→ **WHAT IS REQUIRED**: Report how many lines in the listing below include the word "values". Write nothing besides the number.

Data tied to figure images:

━━━━

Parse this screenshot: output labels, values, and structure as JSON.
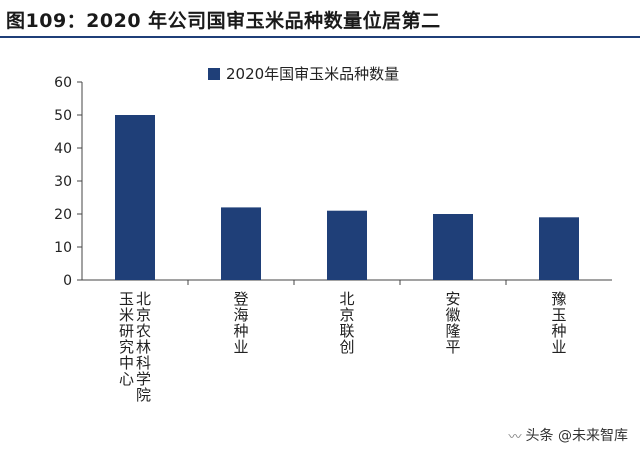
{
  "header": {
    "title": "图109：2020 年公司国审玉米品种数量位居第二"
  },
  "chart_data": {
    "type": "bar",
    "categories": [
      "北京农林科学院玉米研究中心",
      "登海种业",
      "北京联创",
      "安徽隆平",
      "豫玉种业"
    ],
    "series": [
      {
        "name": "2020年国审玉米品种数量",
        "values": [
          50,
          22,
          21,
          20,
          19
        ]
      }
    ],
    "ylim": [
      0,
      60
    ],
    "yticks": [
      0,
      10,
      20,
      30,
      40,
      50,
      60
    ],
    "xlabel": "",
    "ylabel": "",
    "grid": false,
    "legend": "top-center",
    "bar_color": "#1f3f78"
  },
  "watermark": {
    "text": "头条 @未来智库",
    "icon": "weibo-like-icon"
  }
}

━━━━

→ **EXPECTED ANSWER**: 2